(PROBLEM STATEMENT) Search the data for the word "квітень". Reproduce every line where it is found.

[Dataset rows about figures]
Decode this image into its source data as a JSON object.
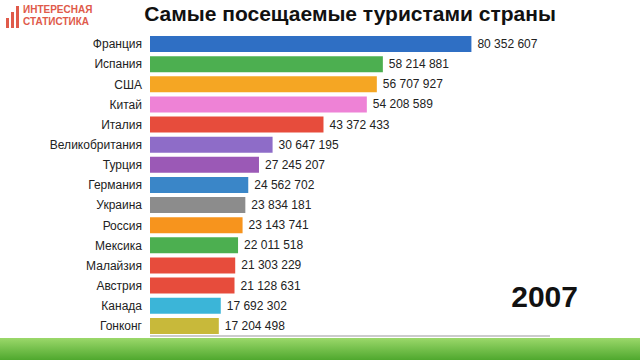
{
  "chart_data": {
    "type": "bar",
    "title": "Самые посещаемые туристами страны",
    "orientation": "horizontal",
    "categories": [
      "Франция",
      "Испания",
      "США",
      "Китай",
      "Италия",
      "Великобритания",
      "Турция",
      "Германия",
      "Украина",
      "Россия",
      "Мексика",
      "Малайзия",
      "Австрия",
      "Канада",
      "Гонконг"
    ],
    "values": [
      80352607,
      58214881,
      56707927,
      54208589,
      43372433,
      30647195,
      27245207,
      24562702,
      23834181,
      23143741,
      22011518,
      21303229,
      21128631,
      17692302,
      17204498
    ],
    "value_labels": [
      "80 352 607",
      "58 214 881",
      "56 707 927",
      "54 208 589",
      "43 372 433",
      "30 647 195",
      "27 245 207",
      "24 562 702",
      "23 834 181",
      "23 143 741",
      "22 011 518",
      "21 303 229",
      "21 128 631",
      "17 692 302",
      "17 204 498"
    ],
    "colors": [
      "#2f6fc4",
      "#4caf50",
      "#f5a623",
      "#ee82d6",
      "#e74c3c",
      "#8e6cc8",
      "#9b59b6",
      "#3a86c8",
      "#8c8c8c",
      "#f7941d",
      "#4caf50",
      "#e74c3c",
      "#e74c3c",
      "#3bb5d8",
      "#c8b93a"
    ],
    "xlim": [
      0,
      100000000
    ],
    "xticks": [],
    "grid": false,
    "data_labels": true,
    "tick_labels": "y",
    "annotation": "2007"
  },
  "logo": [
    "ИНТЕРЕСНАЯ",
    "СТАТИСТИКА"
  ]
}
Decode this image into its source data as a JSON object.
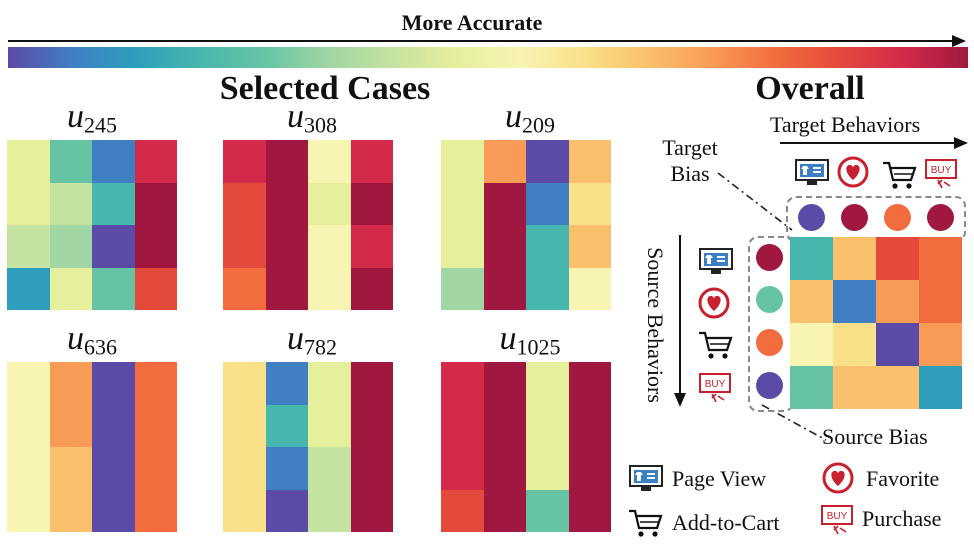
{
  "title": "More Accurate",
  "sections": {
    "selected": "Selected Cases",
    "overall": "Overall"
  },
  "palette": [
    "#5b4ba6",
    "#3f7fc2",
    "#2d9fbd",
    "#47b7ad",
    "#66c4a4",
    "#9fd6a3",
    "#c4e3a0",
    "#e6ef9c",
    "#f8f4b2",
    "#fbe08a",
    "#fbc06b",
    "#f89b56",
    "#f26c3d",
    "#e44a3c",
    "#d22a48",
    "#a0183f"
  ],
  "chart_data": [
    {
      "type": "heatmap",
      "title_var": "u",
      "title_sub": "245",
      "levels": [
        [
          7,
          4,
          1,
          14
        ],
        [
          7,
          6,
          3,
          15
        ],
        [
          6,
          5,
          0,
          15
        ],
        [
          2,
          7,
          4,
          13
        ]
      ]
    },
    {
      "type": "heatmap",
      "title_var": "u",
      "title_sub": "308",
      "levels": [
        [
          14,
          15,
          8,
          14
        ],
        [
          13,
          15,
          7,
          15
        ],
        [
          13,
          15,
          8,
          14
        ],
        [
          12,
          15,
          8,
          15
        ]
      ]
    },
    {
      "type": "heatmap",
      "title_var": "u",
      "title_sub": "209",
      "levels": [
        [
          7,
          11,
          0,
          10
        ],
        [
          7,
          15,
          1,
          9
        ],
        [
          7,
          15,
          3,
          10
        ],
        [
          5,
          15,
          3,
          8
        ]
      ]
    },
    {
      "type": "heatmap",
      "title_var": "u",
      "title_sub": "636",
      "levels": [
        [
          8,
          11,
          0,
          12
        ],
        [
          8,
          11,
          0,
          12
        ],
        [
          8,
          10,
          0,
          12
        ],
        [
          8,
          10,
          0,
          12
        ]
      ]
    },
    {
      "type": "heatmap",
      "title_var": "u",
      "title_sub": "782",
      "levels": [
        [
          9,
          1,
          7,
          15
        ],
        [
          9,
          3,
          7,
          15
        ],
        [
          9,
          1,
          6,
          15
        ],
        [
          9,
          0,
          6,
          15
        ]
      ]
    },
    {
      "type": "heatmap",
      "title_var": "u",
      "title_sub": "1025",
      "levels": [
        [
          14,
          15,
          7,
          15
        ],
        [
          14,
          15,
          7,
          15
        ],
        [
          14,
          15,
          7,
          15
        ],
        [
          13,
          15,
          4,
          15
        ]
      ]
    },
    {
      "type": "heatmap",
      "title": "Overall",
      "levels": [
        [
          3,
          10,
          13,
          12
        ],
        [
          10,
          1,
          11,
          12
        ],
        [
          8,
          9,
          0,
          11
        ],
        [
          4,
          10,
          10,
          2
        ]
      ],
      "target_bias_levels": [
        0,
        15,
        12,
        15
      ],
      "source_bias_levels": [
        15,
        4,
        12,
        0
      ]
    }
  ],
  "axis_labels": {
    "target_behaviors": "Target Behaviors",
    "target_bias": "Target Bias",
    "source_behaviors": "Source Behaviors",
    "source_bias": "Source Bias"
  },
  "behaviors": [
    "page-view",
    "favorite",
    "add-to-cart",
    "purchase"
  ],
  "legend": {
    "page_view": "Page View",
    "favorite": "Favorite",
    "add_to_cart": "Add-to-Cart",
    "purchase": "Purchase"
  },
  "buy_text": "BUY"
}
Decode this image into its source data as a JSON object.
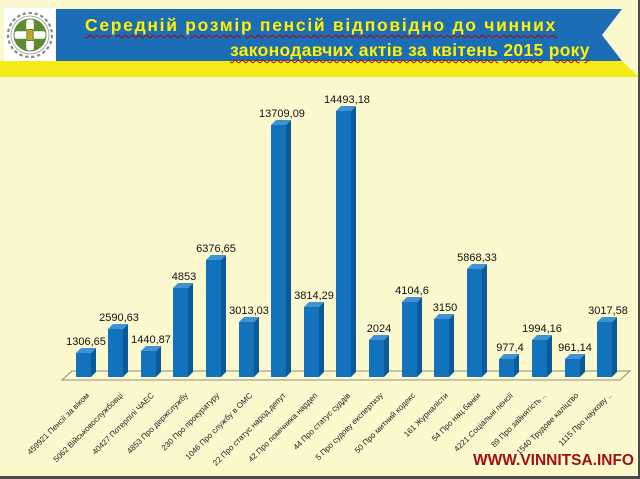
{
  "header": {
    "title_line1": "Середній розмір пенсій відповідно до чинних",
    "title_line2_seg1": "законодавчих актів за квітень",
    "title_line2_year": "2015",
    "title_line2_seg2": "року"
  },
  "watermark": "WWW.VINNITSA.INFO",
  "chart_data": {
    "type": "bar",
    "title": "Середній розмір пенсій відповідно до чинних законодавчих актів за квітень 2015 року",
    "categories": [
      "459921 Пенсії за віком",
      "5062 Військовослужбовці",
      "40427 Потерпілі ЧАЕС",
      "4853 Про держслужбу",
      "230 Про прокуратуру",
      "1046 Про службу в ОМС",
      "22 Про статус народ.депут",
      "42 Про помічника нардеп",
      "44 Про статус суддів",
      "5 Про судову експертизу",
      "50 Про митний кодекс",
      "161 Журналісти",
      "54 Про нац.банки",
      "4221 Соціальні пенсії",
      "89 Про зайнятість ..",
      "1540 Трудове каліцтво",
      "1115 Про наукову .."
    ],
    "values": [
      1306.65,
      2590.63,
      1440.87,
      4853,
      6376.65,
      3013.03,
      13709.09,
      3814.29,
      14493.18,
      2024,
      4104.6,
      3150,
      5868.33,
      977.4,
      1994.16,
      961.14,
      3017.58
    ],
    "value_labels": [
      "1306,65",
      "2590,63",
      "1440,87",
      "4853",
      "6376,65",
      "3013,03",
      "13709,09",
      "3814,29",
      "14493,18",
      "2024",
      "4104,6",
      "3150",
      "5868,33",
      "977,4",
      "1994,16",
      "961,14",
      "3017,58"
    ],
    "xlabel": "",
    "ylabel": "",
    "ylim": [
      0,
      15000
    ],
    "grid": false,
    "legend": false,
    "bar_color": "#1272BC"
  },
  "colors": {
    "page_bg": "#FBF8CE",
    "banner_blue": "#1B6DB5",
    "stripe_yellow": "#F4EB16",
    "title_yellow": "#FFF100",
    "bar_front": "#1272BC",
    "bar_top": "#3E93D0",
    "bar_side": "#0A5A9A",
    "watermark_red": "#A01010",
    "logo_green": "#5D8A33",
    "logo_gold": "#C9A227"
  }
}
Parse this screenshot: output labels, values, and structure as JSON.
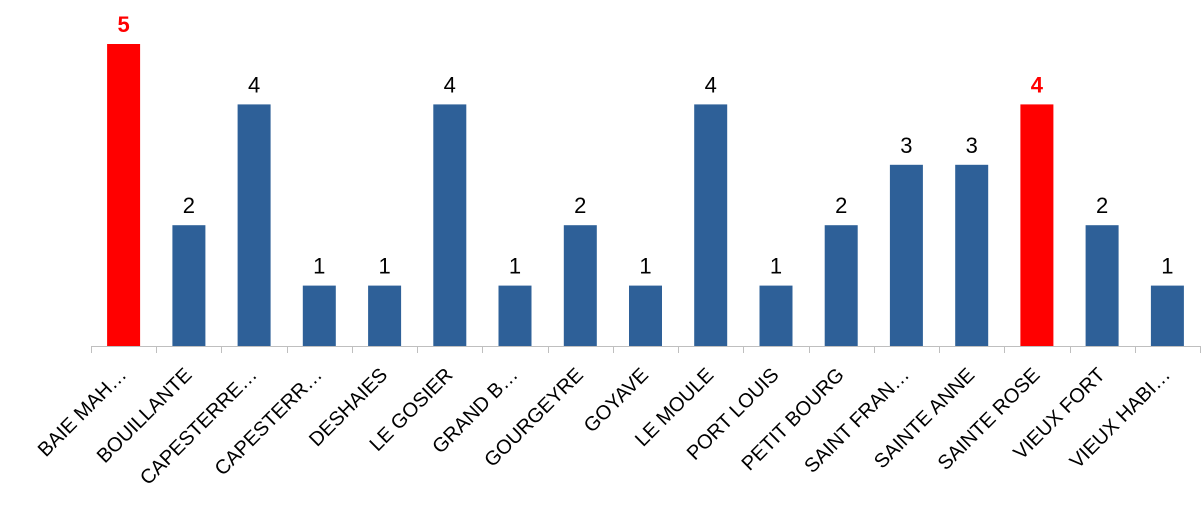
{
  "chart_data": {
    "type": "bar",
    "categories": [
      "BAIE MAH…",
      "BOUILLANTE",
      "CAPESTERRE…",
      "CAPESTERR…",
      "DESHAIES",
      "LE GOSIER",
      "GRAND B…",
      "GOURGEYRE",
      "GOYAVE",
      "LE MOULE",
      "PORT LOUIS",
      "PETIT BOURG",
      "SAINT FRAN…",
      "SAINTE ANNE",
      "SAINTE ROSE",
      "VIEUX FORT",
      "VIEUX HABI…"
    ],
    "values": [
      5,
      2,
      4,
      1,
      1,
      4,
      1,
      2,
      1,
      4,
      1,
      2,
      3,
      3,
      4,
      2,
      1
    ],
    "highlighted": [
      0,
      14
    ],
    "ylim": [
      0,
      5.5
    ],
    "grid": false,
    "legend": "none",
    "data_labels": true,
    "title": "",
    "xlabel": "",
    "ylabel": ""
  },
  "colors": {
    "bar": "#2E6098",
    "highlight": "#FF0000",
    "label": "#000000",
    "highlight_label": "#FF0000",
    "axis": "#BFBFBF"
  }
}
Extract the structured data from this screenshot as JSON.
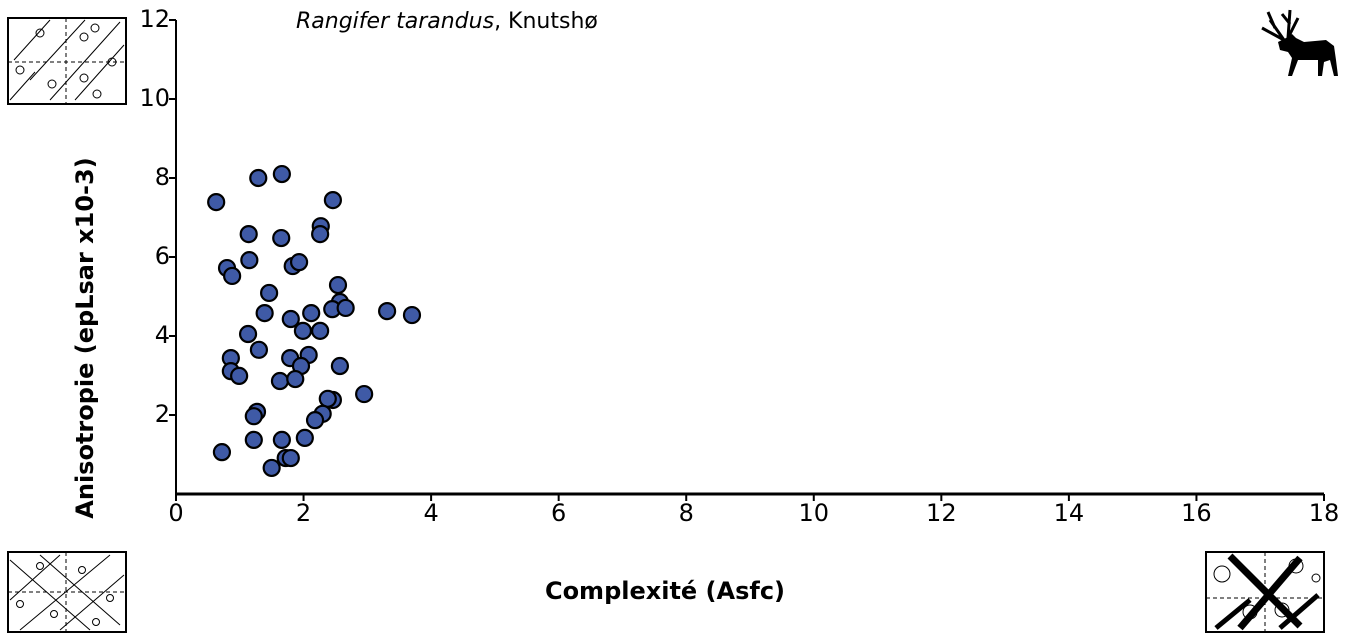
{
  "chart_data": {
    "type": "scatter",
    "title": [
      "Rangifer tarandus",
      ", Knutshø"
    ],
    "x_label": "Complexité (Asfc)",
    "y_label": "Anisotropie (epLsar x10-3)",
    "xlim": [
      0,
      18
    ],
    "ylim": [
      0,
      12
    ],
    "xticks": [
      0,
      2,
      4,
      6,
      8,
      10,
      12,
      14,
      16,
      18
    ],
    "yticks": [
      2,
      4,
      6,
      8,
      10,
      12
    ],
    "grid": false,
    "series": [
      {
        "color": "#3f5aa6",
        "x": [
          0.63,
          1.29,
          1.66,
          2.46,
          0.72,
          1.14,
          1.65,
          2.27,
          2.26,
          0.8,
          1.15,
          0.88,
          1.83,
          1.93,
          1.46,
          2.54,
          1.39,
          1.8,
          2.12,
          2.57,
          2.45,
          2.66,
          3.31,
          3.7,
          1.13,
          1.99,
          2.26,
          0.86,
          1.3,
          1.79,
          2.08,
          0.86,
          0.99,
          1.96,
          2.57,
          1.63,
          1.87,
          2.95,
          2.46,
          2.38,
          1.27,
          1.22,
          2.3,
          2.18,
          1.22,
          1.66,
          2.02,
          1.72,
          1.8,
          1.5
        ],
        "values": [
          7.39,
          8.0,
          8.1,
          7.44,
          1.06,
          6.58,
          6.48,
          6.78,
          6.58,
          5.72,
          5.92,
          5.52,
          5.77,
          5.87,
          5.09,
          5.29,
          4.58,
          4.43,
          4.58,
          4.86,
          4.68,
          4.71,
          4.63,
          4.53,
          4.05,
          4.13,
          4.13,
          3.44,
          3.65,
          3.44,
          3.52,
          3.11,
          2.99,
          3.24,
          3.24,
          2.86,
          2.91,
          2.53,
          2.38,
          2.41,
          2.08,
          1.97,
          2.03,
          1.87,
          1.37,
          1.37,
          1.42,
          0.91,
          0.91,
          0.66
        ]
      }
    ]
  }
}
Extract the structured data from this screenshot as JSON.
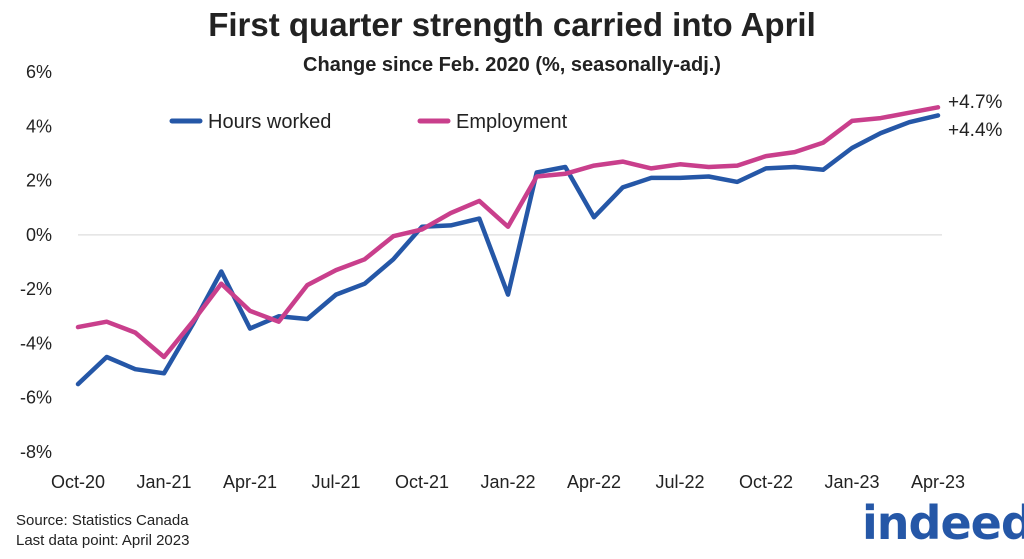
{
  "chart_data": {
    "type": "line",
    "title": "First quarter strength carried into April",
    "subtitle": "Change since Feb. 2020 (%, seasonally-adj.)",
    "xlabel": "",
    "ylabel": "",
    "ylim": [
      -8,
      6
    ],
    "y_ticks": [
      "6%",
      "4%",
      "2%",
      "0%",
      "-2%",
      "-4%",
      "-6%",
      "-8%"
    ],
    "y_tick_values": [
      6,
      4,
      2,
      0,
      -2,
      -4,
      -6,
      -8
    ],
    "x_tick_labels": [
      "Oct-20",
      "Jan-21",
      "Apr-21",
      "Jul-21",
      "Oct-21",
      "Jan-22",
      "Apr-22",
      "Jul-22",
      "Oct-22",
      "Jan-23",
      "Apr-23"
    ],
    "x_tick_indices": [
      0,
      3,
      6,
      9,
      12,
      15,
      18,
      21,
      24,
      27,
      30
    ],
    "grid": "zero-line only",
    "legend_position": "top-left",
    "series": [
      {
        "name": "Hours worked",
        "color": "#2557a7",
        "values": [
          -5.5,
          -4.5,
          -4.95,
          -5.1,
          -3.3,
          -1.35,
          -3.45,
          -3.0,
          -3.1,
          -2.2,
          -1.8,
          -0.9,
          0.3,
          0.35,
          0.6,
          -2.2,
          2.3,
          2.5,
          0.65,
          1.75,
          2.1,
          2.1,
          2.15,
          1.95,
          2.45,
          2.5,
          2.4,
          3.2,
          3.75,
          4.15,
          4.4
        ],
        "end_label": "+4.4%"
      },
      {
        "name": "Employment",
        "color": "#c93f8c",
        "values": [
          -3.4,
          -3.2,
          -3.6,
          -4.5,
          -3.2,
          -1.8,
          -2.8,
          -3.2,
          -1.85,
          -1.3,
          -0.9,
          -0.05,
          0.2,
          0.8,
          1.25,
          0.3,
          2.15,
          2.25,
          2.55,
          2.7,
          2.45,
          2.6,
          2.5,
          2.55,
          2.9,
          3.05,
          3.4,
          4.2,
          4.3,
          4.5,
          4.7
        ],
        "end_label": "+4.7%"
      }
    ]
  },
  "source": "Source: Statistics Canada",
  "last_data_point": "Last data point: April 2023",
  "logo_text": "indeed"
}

(REPLY)
    "title_line2_seg1": "законодавчих актів за квітень",
    "title": "Середній розмір пенсій відповідно до чинних законодавчих актів за квітень 2015 року",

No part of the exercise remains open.